» WHAT TO WORK ON:
Search the material for "регионального" and show all lines that contain it.

(Items from a data source)

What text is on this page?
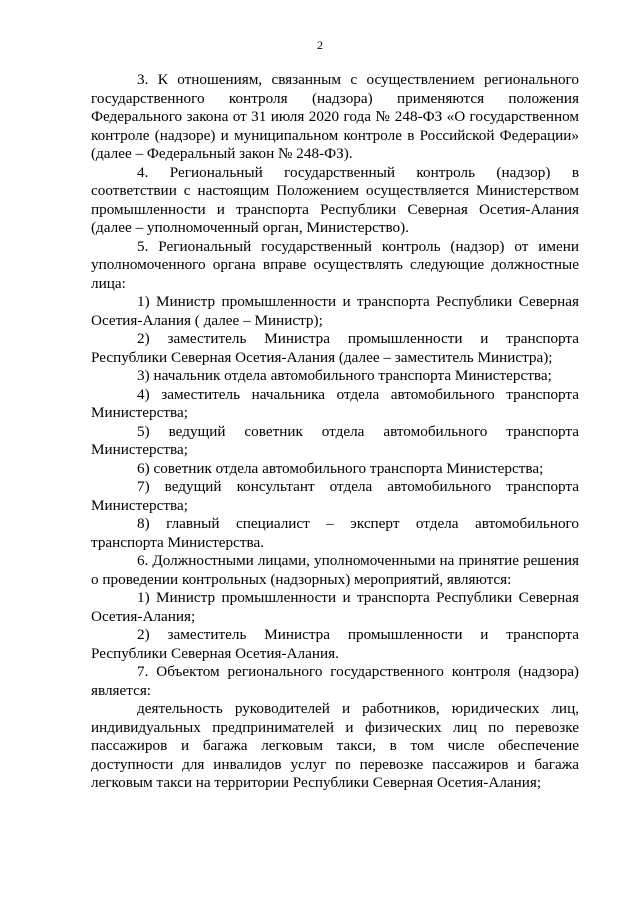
2

3. К отношениям, связанным с осуществлением регионального государственного контроля (надзора) применяются положения Федерального закона от 31 июля 2020 года № 248-ФЗ «О государственном контроле (надзоре) и муниципальном контроле в Российской Федерации» (далее – Федеральный закон № 248-ФЗ).

4. Региональный государственный контроль (надзор) в соответствии с настоящим Положением осуществляется Министерством промышленности и транспорта Республики Северная Осетия-Алания (далее – уполномоченный орган, Министерство).

5. Региональный государственный контроль (надзор) от имени уполномоченного органа вправе осуществлять следующие должностные лица:

1) Министр промышленности и транспорта Республики Северная Осетия-Алания ( далее – Министр);

2) заместитель Министра промышленности и транспорта Республики Северная Осетия-Алания (далее – заместитель Министра);

3) начальник отдела автомобильного транспорта Министерства;

4) заместитель начальника отдела автомобильного транспорта Министерства;

5) ведущий советник отдела автомобильного транспорта Министерства;

6) советник отдела автомобильного транспорта Министерства;

7) ведущий консультант отдела автомобильного транспорта Министерства;

8) главный специалист – эксперт отдела автомобильного транспорта Министерства.

6. Должностными лицами, уполномоченными на принятие решения о проведении контрольных (надзорных) мероприятий, являются:

1) Министр промышленности и транспорта Республики Северная Осетия-Алания;

2) заместитель Министра промышленности и транспорта Республики Северная Осетия-Алания.

7. Объектом регионального государственного контроля (надзора) является:

деятельность руководителей и работников, юридических лиц, индивидуальных предпринимателей и физических лиц по перевозке пассажиров и багажа легковым такси, в том числе обеспечение доступности для инвалидов услуг по перевозке пассажиров и багажа легковым такси на территории Республики Северная Осетия-Алания;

» OUTPUT OF THE EXERCISE:
3. К отношениям, связанным с осуществлением регионального государственного контроля (надзора) применяются положения Федерального закона от 31 июля 2020 года № 248-ФЗ «О государственном контроле (надзоре) и муниципальном контроле в Российской Федерации» (далее – Федеральный закон № 248-ФЗ).
7. Объектом регионального государственного контроля (надзора) является:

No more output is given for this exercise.